▸ SHORT EXERCISE: Find each line holding "Πλάτωνος" and copy it out.

▸ SOURCE DATA:
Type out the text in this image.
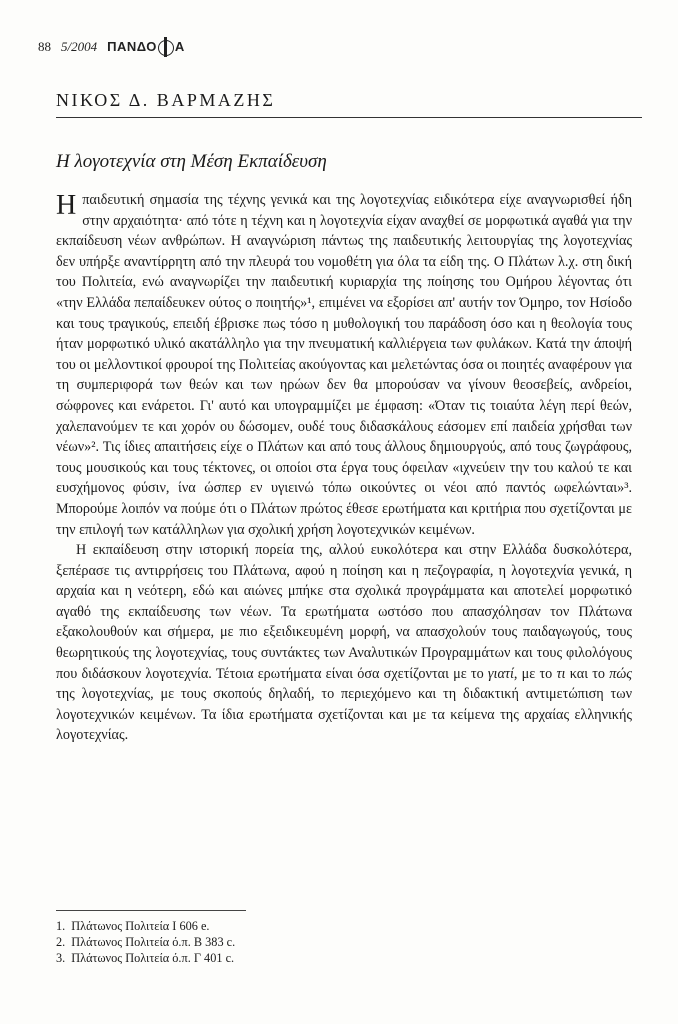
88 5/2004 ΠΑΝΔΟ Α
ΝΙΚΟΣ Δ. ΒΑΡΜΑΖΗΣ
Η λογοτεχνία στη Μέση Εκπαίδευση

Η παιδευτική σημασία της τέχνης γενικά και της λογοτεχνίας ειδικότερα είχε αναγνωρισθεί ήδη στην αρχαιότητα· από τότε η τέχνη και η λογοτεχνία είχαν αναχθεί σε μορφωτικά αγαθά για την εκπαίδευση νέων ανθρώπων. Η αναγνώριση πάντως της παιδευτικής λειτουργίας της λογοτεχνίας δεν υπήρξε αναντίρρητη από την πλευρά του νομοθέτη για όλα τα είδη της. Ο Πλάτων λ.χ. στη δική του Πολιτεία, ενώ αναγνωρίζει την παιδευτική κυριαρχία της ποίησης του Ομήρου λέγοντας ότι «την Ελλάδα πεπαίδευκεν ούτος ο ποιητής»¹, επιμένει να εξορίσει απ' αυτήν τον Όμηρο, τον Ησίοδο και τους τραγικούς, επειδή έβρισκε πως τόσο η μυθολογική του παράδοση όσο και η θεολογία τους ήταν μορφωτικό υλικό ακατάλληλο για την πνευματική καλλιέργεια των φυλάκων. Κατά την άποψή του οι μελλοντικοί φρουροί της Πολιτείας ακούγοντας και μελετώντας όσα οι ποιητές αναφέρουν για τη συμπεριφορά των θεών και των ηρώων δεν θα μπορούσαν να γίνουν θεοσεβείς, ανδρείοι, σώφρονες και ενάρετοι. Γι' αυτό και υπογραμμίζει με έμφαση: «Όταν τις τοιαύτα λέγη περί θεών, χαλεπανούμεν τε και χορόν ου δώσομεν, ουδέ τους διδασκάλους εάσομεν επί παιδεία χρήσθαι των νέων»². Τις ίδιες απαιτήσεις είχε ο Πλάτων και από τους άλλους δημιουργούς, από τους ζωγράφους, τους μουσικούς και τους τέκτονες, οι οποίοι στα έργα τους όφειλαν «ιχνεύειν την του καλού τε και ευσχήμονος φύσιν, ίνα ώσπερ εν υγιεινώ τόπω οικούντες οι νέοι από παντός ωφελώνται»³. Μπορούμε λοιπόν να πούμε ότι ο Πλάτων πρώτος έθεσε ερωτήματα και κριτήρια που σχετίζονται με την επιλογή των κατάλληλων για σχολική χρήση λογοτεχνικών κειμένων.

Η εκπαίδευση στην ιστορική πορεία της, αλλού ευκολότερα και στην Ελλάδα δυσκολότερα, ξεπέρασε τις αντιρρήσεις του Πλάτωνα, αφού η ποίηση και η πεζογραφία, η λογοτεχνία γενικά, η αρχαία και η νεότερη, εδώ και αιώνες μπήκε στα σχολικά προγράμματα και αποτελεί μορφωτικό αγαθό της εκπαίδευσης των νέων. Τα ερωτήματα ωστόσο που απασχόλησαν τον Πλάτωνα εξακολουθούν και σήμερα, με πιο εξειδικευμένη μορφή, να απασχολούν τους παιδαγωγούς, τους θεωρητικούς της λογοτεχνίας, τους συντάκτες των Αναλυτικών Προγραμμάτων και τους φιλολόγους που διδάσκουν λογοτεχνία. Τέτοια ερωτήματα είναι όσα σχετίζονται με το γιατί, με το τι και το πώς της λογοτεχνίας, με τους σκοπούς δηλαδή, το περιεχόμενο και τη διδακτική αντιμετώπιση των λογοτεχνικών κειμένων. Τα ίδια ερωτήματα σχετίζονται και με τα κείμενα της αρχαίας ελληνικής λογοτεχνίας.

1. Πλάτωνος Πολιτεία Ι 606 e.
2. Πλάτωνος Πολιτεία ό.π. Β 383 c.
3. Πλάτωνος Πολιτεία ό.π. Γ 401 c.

...

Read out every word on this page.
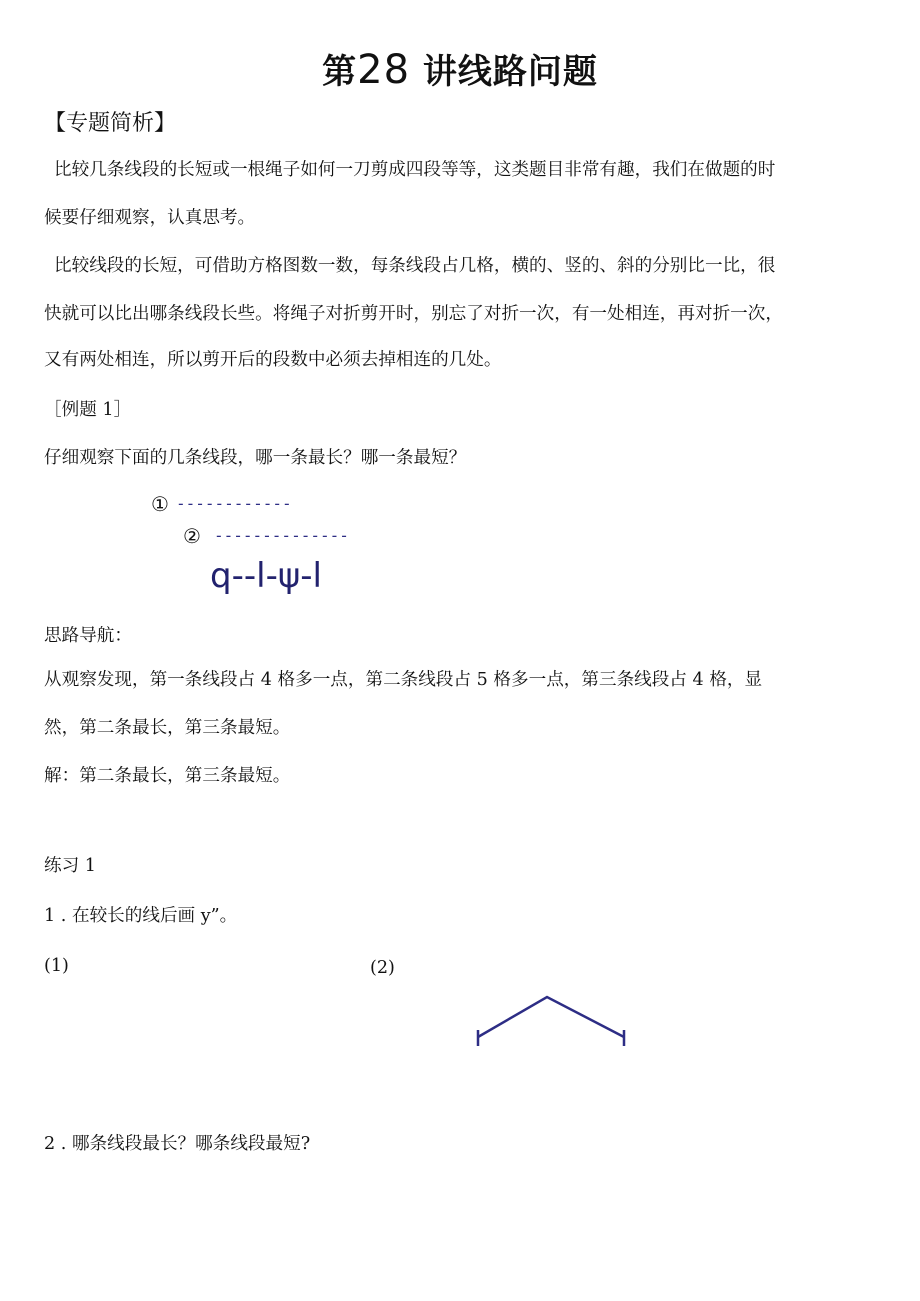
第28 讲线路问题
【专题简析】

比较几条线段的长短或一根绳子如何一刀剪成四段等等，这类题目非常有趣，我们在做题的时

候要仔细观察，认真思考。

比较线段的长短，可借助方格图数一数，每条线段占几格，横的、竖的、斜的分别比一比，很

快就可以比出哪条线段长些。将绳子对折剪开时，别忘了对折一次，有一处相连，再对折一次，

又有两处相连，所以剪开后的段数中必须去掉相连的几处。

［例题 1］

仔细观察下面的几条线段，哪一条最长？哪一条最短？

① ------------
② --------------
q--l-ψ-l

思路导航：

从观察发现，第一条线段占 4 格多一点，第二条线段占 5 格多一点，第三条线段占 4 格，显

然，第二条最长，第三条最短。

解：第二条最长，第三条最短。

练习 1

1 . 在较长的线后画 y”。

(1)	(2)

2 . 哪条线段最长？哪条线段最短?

▸ EXERCISE ANSWER:
1. Πλάτωνος Πολιτεία Ι 606 e.
2. Πλάτωνος Πολιτεία ό.π. Β 383 c.
3. Πλάτωνος Πολιτεία ό.π. Γ 401 c.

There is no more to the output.